From the listing that follows, output everything exactly except the pictures.

#### Supplied information ####

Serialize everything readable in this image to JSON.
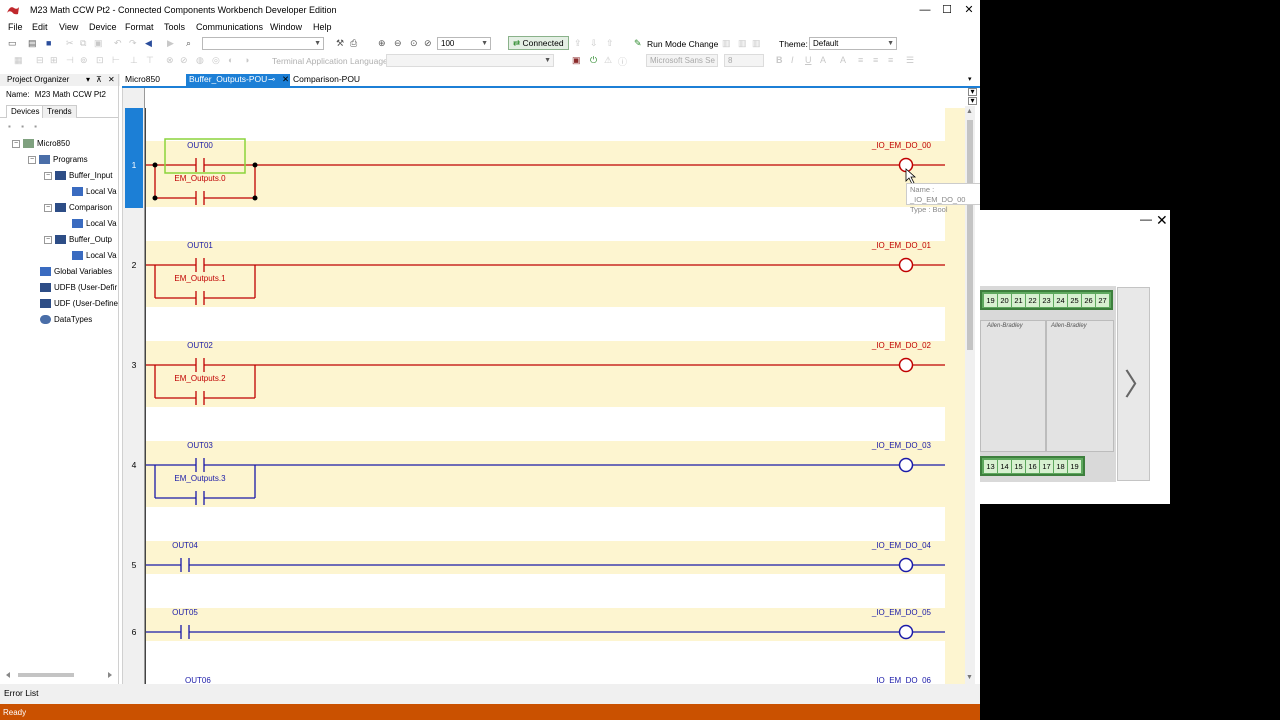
{
  "window": {
    "title": "M23 Math CCW Pt2 - Connected Components Workbench Developer Edition",
    "min": "—",
    "max": "☐",
    "close": "✕"
  },
  "menu": [
    "File",
    "Edit",
    "View",
    "Device",
    "Format",
    "Tools",
    "Communications",
    "Window",
    "Help"
  ],
  "toolbar": {
    "zoom": "100",
    "connected": "Connected",
    "run_mode": "Run Mode Change",
    "theme_label": "Theme:",
    "theme_value": "Default",
    "terminal_label": "Terminal Application Language:",
    "font_name": "Microsoft Sans Se",
    "font_size": "8"
  },
  "project_organizer": {
    "title": "Project Organizer",
    "pin": "⊼",
    "close": "✕",
    "name_label": "Name:",
    "name_value": "M23 Math CCW Pt2",
    "tabs": [
      "Devices",
      "Trends"
    ],
    "tree": [
      {
        "label": "Micro850",
        "icon": "controller-icon"
      },
      {
        "label": "Programs",
        "icon": "programs-icon"
      },
      {
        "label": "Buffer_Input",
        "icon": "program-icon"
      },
      {
        "label": "Local Va",
        "icon": "variables-icon"
      },
      {
        "label": "Comparison",
        "icon": "program-icon"
      },
      {
        "label": "Local Va",
        "icon": "variables-icon"
      },
      {
        "label": "Buffer_Outp",
        "icon": "program-icon"
      },
      {
        "label": "Local Va",
        "icon": "variables-icon"
      },
      {
        "label": "Global Variables",
        "icon": "variables-icon"
      },
      {
        "label": "UDFB (User-Defir",
        "icon": "udfb-icon"
      },
      {
        "label": "UDF (User-Define",
        "icon": "udf-icon"
      },
      {
        "label": "DataTypes",
        "icon": "datatypes-icon"
      }
    ]
  },
  "doc_tabs": [
    {
      "label": "Micro850"
    },
    {
      "label": "Buffer_Outputs-POU",
      "pin": "⊸",
      "close": "✕"
    },
    {
      "label": "Comparison-POU"
    }
  ],
  "rungs": [
    {
      "num": "1",
      "contact": "OUT00",
      "branch": "EM_Outputs.0",
      "coil": "_IO_EM_DO_00",
      "has_branch": true,
      "color": "#c00000",
      "highlight": true
    },
    {
      "num": "2",
      "contact": "OUT01",
      "branch": "EM_Outputs.1",
      "coil": "_IO_EM_DO_01",
      "has_branch": true,
      "color": "#c00000",
      "highlight": true
    },
    {
      "num": "3",
      "contact": "OUT02",
      "branch": "EM_Outputs.2",
      "coil": "_IO_EM_DO_02",
      "has_branch": true,
      "color": "#c00000",
      "highlight": true
    },
    {
      "num": "4",
      "contact": "OUT03",
      "branch": "EM_Outputs.3",
      "coil": "_IO_EM_DO_03",
      "has_branch": true,
      "color": "#1a1aa8",
      "highlight": true
    },
    {
      "num": "5",
      "contact": "OUT04",
      "branch": "",
      "coil": "_IO_EM_DO_04",
      "has_branch": false,
      "color": "#1a1aa8",
      "highlight": true
    },
    {
      "num": "6",
      "contact": "OUT05",
      "branch": "",
      "coil": "_IO_EM_DO_05",
      "has_branch": false,
      "color": "#1a1aa8",
      "highlight": true
    },
    {
      "num": "",
      "contact": "OUT06",
      "branch": "",
      "coil": "_IO_EM_DO_06",
      "has_branch": false,
      "color": "#1a1aa8",
      "highlight": false
    }
  ],
  "tooltip": {
    "name": "Name : _IO_EM_DO_00",
    "type": "Type : Bool"
  },
  "error_list": "Error List",
  "status": "Ready",
  "popup": {
    "close": "✕",
    "min": "—",
    "top_terminals": [
      "19",
      "20",
      "21",
      "22",
      "23",
      "24",
      "25",
      "26",
      "27"
    ],
    "bottom_terminals": [
      "13",
      "14",
      "15",
      "16",
      "17",
      "18",
      "19"
    ],
    "brand": "Allen-Bradley",
    "next": "〉"
  },
  "colors": {
    "accent": "#1c7fd6",
    "energized": "#c00000",
    "deenergized": "#1a1aa8",
    "rung_bg": "#fdf5d0",
    "status_bar": "#ca5100"
  }
}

####

**Solution to the exercise**
Serialize everything readable in this image to JSON.
{
  "window": {
    "title": "M23 Math CCW Pt2 - Connected Components Workbench Developer Edition",
    "min": "—",
    "max": "☐",
    "close": "✕"
  },
  "menu": [
    "File",
    "Edit",
    "View",
    "Device",
    "Format",
    "Tools",
    "Communications",
    "Window",
    "Help"
  ],
  "toolbar": {
    "zoom": "100",
    "connected": "Connected",
    "run_mode": "Run Mode Change",
    "theme_label": "Theme:",
    "theme_value": "Default",
    "terminal_label": "Terminal Application Language:",
    "font_name": "Microsoft Sans Se",
    "font_size": "8"
  },
  "project_organizer": {
    "title": "Project Organizer",
    "pin": "⊼",
    "close": "✕",
    "name_label": "Name:",
    "name_value": "M23 Math CCW Pt2",
    "tabs": [
      "Devices",
      "Trends"
    ],
    "tree": [
      {
        "label": "Micro850",
        "icon": "controller-icon"
      },
      {
        "label": "Programs",
        "icon": "programs-icon"
      },
      {
        "label": "Buffer_Input",
        "icon": "program-icon"
      },
      {
        "label": "Local Va",
        "icon": "variables-icon"
      },
      {
        "label": "Comparison",
        "icon": "program-icon"
      },
      {
        "label": "Local Va",
        "icon": "variables-icon"
      },
      {
        "label": "Buffer_Outp",
        "icon": "program-icon"
      },
      {
        "label": "Local Va",
        "icon": "variables-icon"
      },
      {
        "label": "Global Variables",
        "icon": "variables-icon"
      },
      {
        "label": "UDFB (User-Defir",
        "icon": "udfb-icon"
      },
      {
        "label": "UDF (User-Define",
        "icon": "udf-icon"
      },
      {
        "label": "DataTypes",
        "icon": "datatypes-icon"
      }
    ]
  },
  "doc_tabs": [
    {
      "label": "Micro850"
    },
    {
      "label": "Buffer_Outputs-POU",
      "pin": "⊸",
      "close": "✕"
    },
    {
      "label": "Comparison-POU"
    }
  ],
  "rungs": [
    {
      "num": "1",
      "contact": "OUT00",
      "branch": "EM_Outputs.0",
      "coil": "_IO_EM_DO_00",
      "has_branch": true,
      "color": "#c00000",
      "highlight": true
    },
    {
      "num": "2",
      "contact": "OUT01",
      "branch": "EM_Outputs.1",
      "coil": "_IO_EM_DO_01",
      "has_branch": true,
      "color": "#c00000",
      "highlight": true
    },
    {
      "num": "3",
      "contact": "OUT02",
      "branch": "EM_Outputs.2",
      "coil": "_IO_EM_DO_02",
      "has_branch": true,
      "color": "#c00000",
      "highlight": true
    },
    {
      "num": "4",
      "contact": "OUT03",
      "branch": "EM_Outputs.3",
      "coil": "_IO_EM_DO_03",
      "has_branch": true,
      "color": "#1a1aa8",
      "highlight": true
    },
    {
      "num": "5",
      "contact": "OUT04",
      "branch": "",
      "coil": "_IO_EM_DO_04",
      "has_branch": false,
      "color": "#1a1aa8",
      "highlight": true
    },
    {
      "num": "6",
      "contact": "OUT05",
      "branch": "",
      "coil": "_IO_EM_DO_05",
      "has_branch": false,
      "color": "#1a1aa8",
      "highlight": true
    },
    {
      "num": "",
      "contact": "OUT06",
      "branch": "",
      "coil": "_IO_EM_DO_06",
      "has_branch": false,
      "color": "#1a1aa8",
      "highlight": false
    }
  ],
  "tooltip": {
    "name": "Name : _IO_EM_DO_00",
    "type": "Type : Bool"
  },
  "error_list": "Error List",
  "status": "Ready",
  "popup": {
    "close": "✕",
    "min": "—",
    "top_terminals": [
      "19",
      "20",
      "21",
      "22",
      "23",
      "24",
      "25",
      "26",
      "27"
    ],
    "bottom_terminals": [
      "13",
      "14",
      "15",
      "16",
      "17",
      "18",
      "19"
    ],
    "brand": "Allen-Bradley",
    "next": "〉"
  },
  "colors": {
    "accent": "#1c7fd6",
    "energized": "#c00000",
    "deenergized": "#1a1aa8",
    "rung_bg": "#fdf5d0",
    "status_bar": "#ca5100"
  }
}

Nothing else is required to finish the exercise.